**Aim of the exercise:** Copy out the records precisely, omitting pictures.

Data entries
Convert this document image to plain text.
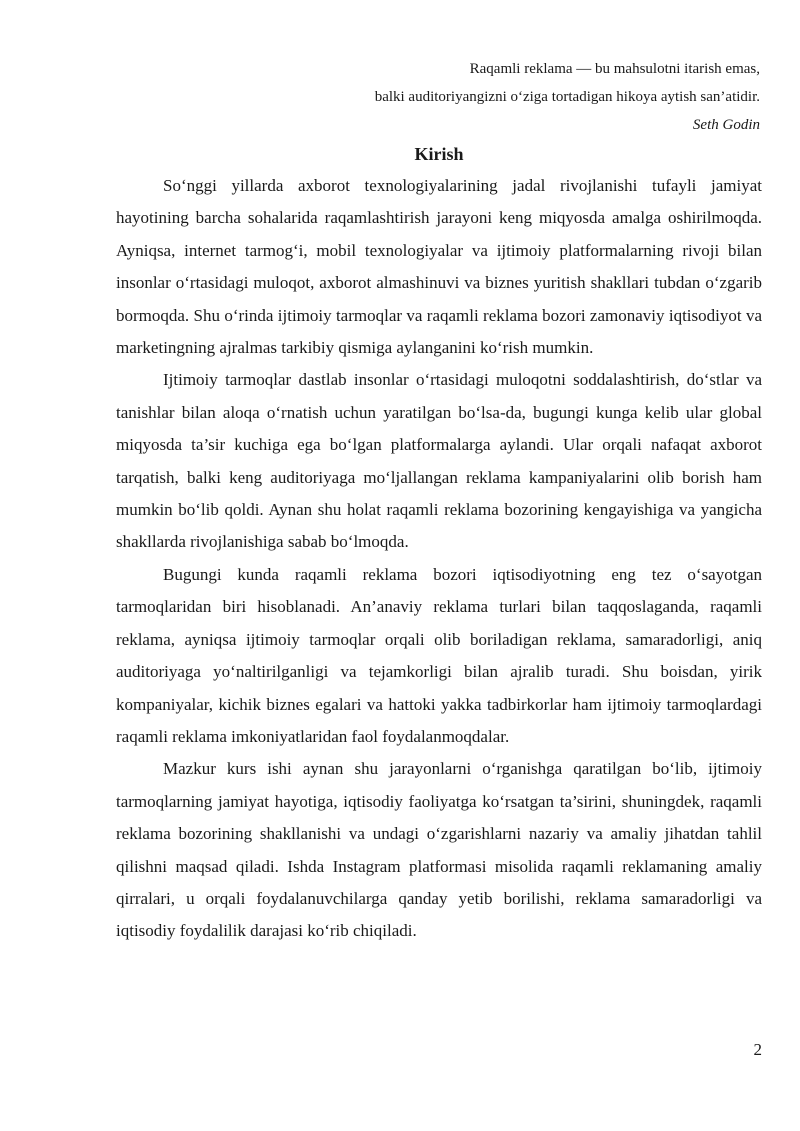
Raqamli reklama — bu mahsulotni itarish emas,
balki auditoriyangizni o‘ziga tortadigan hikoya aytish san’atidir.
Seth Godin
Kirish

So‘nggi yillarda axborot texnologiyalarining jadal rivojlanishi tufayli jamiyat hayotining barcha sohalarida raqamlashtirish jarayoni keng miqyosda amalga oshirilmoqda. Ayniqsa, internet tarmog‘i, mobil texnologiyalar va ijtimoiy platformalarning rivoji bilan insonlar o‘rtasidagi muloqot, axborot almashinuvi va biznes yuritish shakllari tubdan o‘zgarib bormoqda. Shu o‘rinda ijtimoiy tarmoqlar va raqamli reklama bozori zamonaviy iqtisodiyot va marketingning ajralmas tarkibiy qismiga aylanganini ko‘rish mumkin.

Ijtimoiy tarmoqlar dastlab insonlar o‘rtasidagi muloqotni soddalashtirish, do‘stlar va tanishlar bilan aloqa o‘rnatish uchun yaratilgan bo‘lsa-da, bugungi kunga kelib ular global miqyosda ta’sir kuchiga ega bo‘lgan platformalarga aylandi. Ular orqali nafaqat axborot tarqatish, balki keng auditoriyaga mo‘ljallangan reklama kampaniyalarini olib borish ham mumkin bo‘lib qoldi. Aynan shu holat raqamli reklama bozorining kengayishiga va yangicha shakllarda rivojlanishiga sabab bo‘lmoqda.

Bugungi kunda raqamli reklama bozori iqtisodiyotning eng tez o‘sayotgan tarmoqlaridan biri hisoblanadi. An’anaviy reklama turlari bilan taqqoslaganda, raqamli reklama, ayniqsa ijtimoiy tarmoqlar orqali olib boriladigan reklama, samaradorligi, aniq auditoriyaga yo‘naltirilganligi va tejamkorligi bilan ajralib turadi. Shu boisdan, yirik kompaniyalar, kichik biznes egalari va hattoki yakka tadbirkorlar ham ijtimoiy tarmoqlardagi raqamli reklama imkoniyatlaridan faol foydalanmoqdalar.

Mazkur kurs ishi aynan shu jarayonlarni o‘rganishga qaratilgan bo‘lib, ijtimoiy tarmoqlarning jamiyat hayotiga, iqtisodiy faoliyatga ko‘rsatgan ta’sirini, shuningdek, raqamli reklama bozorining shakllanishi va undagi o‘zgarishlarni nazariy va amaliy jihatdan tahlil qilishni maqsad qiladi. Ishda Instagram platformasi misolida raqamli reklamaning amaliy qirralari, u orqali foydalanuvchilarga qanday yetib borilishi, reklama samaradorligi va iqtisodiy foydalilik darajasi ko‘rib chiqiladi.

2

**Full solution:**
Convert this document image to plain text.
Raqamli reklama — bu mahsulotni itarish emas,
balki auditoriyangizni o‘ziga tortadigan hikoya aytish san’atidir.
Seth Godin
Kirish

So‘nggi yillarda axborot texnologiyalarining jadal rivojlanishi tufayli jamiyat hayotining barcha sohalarida raqamlashtirish jarayoni keng miqyosda amalga oshirilmoqda. Ayniqsa, internet tarmog‘i, mobil texnologiyalar va ijtimoiy platformalarning rivoji bilan insonlar o‘rtasidagi muloqot, axborot almashinuvi va biznes yuritish shakllari tubdan o‘zgarib bormoqda. Shu o‘rinda ijtimoiy tarmoqlar va raqamli reklama bozori zamonaviy iqtisodiyot va marketingning ajralmas tarkibiy qismiga aylanganini ko‘rish mumkin.

Ijtimoiy tarmoqlar dastlab insonlar o‘rtasidagi muloqotni soddalashtirish, do‘stlar va tanishlar bilan aloqa o‘rnatish uchun yaratilgan bo‘lsa-da, bugungi kunga kelib ular global miqyosda ta’sir kuchiga ega bo‘lgan platformalarga aylandi. Ular orqali nafaqat axborot tarqatish, balki keng auditoriyaga mo‘ljallangan reklama kampaniyalarini olib borish ham mumkin bo‘lib qoldi. Aynan shu holat raqamli reklama bozorining kengayishiga va yangicha shakllarda rivojlanishiga sabab bo‘lmoqda.

Bugungi kunda raqamli reklama bozori iqtisodiyotning eng tez o‘sayotgan tarmoqlaridan biri hisoblanadi. An’anaviy reklama turlari bilan taqqoslaganda, raqamli reklama, ayniqsa ijtimoiy tarmoqlar orqali olib boriladigan reklama, samaradorligi, aniq auditoriyaga yo‘naltirilganligi va tejamkorligi bilan ajralib turadi. Shu boisdan, yirik kompaniyalar, kichik biznes egalari va hattoki yakka tadbirkorlar ham ijtimoiy tarmoqlardagi raqamli reklama imkoniyatlaridan faol foydalanmoqdalar.

Mazkur kurs ishi aynan shu jarayonlarni o‘rganishga qaratilgan bo‘lib, ijtimoiy tarmoqlarning jamiyat hayotiga, iqtisodiy faoliyatga ko‘rsatgan ta’sirini, shuningdek, raqamli reklama bozorining shakllanishi va undagi o‘zgarishlarni nazariy va amaliy jihatdan tahlil qilishni maqsad qiladi. Ishda Instagram platformasi misolida raqamli reklamaning amaliy qirralari, u orqali foydalanuvchilarga qanday yetib borilishi, reklama samaradorligi va iqtisodiy foydalilik darajasi ko‘rib chiqiladi.

2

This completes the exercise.